| REQUIRED TASK |
Every entry needs to be reproduced exactly.

| MATERIAL FOR THE TASK |
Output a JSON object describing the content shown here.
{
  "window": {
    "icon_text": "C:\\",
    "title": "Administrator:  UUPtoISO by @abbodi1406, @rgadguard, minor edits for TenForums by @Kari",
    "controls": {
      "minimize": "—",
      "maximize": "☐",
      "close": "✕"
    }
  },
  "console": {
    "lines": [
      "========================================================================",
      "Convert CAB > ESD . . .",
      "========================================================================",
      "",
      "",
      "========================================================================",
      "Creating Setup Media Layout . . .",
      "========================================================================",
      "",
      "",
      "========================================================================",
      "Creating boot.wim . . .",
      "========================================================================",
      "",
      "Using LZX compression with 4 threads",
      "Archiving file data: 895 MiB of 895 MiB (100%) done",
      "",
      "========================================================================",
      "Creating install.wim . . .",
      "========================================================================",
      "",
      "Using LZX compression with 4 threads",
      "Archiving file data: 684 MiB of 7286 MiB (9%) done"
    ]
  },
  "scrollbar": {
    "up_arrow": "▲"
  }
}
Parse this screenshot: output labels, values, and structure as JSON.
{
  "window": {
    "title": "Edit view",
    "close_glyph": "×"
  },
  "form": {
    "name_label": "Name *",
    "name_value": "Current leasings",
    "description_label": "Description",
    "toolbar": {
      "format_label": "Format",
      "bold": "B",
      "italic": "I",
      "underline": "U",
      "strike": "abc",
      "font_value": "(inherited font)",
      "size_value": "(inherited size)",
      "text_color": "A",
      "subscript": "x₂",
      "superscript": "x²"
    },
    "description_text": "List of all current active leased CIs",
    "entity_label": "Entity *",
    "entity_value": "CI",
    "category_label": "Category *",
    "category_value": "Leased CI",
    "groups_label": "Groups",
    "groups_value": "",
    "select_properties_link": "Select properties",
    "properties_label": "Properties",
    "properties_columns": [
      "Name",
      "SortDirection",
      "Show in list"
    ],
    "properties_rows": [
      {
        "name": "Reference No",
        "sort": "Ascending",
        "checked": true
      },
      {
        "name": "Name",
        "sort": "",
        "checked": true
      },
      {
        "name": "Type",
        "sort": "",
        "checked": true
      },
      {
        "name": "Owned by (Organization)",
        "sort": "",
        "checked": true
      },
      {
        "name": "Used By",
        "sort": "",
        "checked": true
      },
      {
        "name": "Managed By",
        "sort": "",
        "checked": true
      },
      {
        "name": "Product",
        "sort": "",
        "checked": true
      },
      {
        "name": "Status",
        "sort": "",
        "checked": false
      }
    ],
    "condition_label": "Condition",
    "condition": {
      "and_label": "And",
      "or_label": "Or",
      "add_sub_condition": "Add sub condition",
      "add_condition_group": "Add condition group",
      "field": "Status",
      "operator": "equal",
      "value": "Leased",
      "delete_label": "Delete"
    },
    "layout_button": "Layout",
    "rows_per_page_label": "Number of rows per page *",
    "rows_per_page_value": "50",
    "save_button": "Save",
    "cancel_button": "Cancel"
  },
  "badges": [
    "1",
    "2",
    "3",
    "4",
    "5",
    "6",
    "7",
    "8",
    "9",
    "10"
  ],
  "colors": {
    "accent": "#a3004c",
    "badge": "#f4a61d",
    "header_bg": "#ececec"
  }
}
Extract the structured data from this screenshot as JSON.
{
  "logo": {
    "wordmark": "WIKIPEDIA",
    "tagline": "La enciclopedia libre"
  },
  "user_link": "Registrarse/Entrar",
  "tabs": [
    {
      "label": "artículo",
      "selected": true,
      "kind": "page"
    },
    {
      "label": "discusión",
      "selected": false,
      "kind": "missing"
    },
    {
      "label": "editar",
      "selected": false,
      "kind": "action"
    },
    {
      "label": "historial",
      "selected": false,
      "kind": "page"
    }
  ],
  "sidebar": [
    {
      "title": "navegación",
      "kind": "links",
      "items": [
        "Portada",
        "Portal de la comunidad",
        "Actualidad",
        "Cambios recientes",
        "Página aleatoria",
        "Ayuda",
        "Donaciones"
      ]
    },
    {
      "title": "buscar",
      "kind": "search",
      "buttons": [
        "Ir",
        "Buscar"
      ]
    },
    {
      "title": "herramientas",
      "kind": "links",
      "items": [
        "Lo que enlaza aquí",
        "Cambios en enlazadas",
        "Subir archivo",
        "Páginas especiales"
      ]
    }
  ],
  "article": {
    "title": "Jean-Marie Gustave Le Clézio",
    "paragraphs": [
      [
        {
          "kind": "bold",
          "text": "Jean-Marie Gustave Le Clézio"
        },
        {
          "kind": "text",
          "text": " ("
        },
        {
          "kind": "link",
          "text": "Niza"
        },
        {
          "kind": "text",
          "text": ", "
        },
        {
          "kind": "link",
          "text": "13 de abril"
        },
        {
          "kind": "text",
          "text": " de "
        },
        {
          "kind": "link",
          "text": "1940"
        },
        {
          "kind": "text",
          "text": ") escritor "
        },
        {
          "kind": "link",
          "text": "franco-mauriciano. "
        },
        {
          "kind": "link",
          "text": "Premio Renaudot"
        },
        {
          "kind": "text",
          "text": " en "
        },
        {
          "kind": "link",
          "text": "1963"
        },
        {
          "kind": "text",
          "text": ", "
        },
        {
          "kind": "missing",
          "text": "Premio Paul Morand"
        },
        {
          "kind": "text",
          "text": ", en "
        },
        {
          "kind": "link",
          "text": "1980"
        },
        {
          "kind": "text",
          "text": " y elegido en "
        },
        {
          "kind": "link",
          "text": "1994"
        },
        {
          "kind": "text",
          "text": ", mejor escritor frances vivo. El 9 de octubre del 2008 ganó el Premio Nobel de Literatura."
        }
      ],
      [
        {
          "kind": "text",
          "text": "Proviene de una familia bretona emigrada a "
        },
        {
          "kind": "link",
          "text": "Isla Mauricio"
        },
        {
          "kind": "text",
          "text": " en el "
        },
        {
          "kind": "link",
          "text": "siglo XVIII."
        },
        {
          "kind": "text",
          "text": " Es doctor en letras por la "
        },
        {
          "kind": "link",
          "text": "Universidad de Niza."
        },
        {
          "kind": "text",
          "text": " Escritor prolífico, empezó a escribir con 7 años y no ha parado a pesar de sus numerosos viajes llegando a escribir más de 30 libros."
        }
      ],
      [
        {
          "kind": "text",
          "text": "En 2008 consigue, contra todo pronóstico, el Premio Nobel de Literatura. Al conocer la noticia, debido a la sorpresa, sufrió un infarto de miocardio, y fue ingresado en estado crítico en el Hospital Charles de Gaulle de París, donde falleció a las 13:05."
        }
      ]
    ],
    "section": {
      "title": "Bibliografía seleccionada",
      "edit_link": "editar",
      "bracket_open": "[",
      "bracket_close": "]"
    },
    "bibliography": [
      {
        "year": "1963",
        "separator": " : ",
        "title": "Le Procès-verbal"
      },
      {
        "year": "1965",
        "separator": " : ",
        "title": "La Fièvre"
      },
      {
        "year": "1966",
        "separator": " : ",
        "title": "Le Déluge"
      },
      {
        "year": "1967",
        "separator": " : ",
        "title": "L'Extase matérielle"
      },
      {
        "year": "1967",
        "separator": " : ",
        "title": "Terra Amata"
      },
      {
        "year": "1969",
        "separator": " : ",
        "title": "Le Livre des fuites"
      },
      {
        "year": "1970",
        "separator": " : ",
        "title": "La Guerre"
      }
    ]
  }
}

| TASK OUTPUT |
Output a JSON object describing the content shown here.
{
  "window": {
    "icon_text": "C:\\",
    "title": "Administrator:  UUPtoISO by @abbodi1406, @rgadguard, minor edits for TenForums by @Kari",
    "controls": {
      "minimize": "—",
      "maximize": "☐",
      "close": "✕"
    }
  },
  "console": {
    "lines": [
      "========================================================================",
      "Convert CAB > ESD . . .",
      "========================================================================",
      "",
      "",
      "========================================================================",
      "Creating Setup Media Layout . . .",
      "========================================================================",
      "",
      "",
      "========================================================================",
      "Creating boot.wim . . .",
      "========================================================================",
      "",
      "Using LZX compression with 4 threads",
      "Archiving file data: 895 MiB of 895 MiB (100%) done",
      "",
      "========================================================================",
      "Creating install.wim . . .",
      "========================================================================",
      "",
      "Using LZX compression with 4 threads",
      "Archiving file data: 684 MiB of 7286 MiB (9%) done"
    ]
  },
  "scrollbar": {
    "up_arrow": "▲"
  }
}
Parse this screenshot: output labels, values, and structure as JSON.
{
  "window": {
    "title": "Edit view",
    "close_glyph": "×"
  },
  "form": {
    "name_label": "Name *",
    "name_value": "Current leasings",
    "description_label": "Description",
    "toolbar": {
      "format_label": "Format",
      "bold": "B",
      "italic": "I",
      "underline": "U",
      "strike": "abc",
      "font_value": "(inherited font)",
      "size_value": "(inherited size)",
      "text_color": "A",
      "subscript": "x₂",
      "superscript": "x²"
    },
    "description_text": "List of all current active leased CIs",
    "entity_label": "Entity *",
    "entity_value": "CI",
    "category_label": "Category *",
    "category_value": "Leased CI",
    "groups_label": "Groups",
    "groups_value": "",
    "select_properties_link": "Select properties",
    "properties_label": "Properties",
    "properties_columns": [
      "Name",
      "SortDirection",
      "Show in list"
    ],
    "properties_rows": [
      {
        "name": "Reference No",
        "sort": "Ascending",
        "checked": true
      },
      {
        "name": "Name",
        "sort": "",
        "checked": true
      },
      {
        "name": "Type",
        "sort": "",
        "checked": true
      },
      {
        "name": "Owned by (Organization)",
        "sort": "",
        "checked": true
      },
      {
        "name": "Used By",
        "sort": "",
        "checked": true
      },
      {
        "name": "Managed By",
        "sort": "",
        "checked": true
      },
      {
        "name": "Product",
        "sort": "",
        "checked": true
      },
      {
        "name": "Status",
        "sort": "",
        "checked": false
      }
    ],
    "condition_label": "Condition",
    "condition": {
      "and_label": "And",
      "or_label": "Or",
      "add_sub_condition": "Add sub condition",
      "add_condition_group": "Add condition group",
      "field": "Status",
      "operator": "equal",
      "value": "Leased",
      "delete_label": "Delete"
    },
    "layout_button": "Layout",
    "rows_per_page_label": "Number of rows per page *",
    "rows_per_page_value": "50",
    "save_button": "Save",
    "cancel_button": "Cancel"
  },
  "badges": [
    "1",
    "2",
    "3",
    "4",
    "5",
    "6",
    "7",
    "8",
    "9",
    "10"
  ],
  "colors": {
    "accent": "#a3004c",
    "badge": "#f4a61d",
    "header_bg": "#ececec"
  }
}
Extract the structured data from this screenshot as JSON.
{
  "logo": {
    "wordmark": "WIKIPEDIA",
    "tagline": "La enciclopedia libre"
  },
  "user_link": "Registrarse/Entrar",
  "tabs": [
    {
      "label": "artículo",
      "selected": true,
      "kind": "page"
    },
    {
      "label": "discusión",
      "selected": false,
      "kind": "missing"
    },
    {
      "label": "editar",
      "selected": false,
      "kind": "action"
    },
    {
      "label": "historial",
      "selected": false,
      "kind": "page"
    }
  ],
  "sidebar": [
    {
      "title": "navegación",
      "kind": "links",
      "items": [
        "Portada",
        "Portal de la comunidad",
        "Actualidad",
        "Cambios recientes",
        "Página aleatoria",
        "Ayuda",
        "Donaciones"
      ]
    },
    {
      "title": "buscar",
      "kind": "search",
      "buttons": [
        "Ir",
        "Buscar"
      ]
    },
    {
      "title": "herramientas",
      "kind": "links",
      "items": [
        "Lo que enlaza aquí",
        "Cambios en enlazadas",
        "Subir archivo",
        "Páginas especiales"
      ]
    }
  ],
  "article": {
    "title": "Jean-Marie Gustave Le Clézio",
    "paragraphs": [
      [
        {
          "kind": "bold",
          "text": "Jean-Marie Gustave Le Clézio"
        },
        {
          "kind": "text",
          "text": " ("
        },
        {
          "kind": "link",
          "text": "Niza"
        },
        {
          "kind": "text",
          "text": ", "
        },
        {
          "kind": "link",
          "text": "13 de abril"
        },
        {
          "kind": "text",
          "text": " de "
        },
        {
          "kind": "link",
          "text": "1940"
        },
        {
          "kind": "text",
          "text": ") escritor "
        },
        {
          "kind": "link",
          "text": "franco-mauriciano. "
        },
        {
          "kind": "link",
          "text": "Premio Renaudot"
        },
        {
          "kind": "text",
          "text": " en "
        },
        {
          "kind": "link",
          "text": "1963"
        },
        {
          "kind": "text",
          "text": ", "
        },
        {
          "kind": "missing",
          "text": "Premio Paul Morand"
        },
        {
          "kind": "text",
          "text": ", en "
        },
        {
          "kind": "link",
          "text": "1980"
        },
        {
          "kind": "text",
          "text": " y elegido en "
        },
        {
          "kind": "link",
          "text": "1994"
        },
        {
          "kind": "text",
          "text": ", mejor escritor frances vivo. El 9 de octubre del 2008 ganó el Premio Nobel de Literatura."
        }
      ],
      [
        {
          "kind": "text",
          "text": "Proviene de una familia bretona emigrada a "
        },
        {
          "kind": "link",
          "text": "Isla Mauricio"
        },
        {
          "kind": "text",
          "text": " en el "
        },
        {
          "kind": "link",
          "text": "siglo XVIII."
        },
        {
          "kind": "text",
          "text": " Es doctor en letras por la "
        },
        {
          "kind": "link",
          "text": "Universidad de Niza."
        },
        {
          "kind": "text",
          "text": " Escritor prolífico, empezó a escribir con 7 años y no ha parado a pesar de sus numerosos viajes llegando a escribir más de 30 libros."
        }
      ],
      [
        {
          "kind": "text",
          "text": "En 2008 consigue, contra todo pronóstico, el Premio Nobel de Literatura. Al conocer la noticia, debido a la sorpresa, sufrió un infarto de miocardio, y fue ingresado en estado crítico en el Hospital Charles de Gaulle de París, donde falleció a las 13:05."
        }
      ]
    ],
    "section": {
      "title": "Bibliografía seleccionada",
      "edit_link": "editar",
      "bracket_open": "[",
      "bracket_close": "]"
    },
    "bibliography": [
      {
        "year": "1963",
        "separator": " : ",
        "title": "Le Procès-verbal"
      },
      {
        "year": "1965",
        "separator": " : ",
        "title": "La Fièvre"
      },
      {
        "year": "1966",
        "separator": " : ",
        "title": "Le Déluge"
      },
      {
        "year": "1967",
        "separator": " : ",
        "title": "L'Extase matérielle"
      },
      {
        "year": "1967",
        "separator": " : ",
        "title": "Terra Amata"
      },
      {
        "year": "1969",
        "separator": " : ",
        "title": "Le Livre des fuites"
      },
      {
        "year": "1970",
        "separator": " : ",
        "title": "La Guerre"
      }
    ]
  }
}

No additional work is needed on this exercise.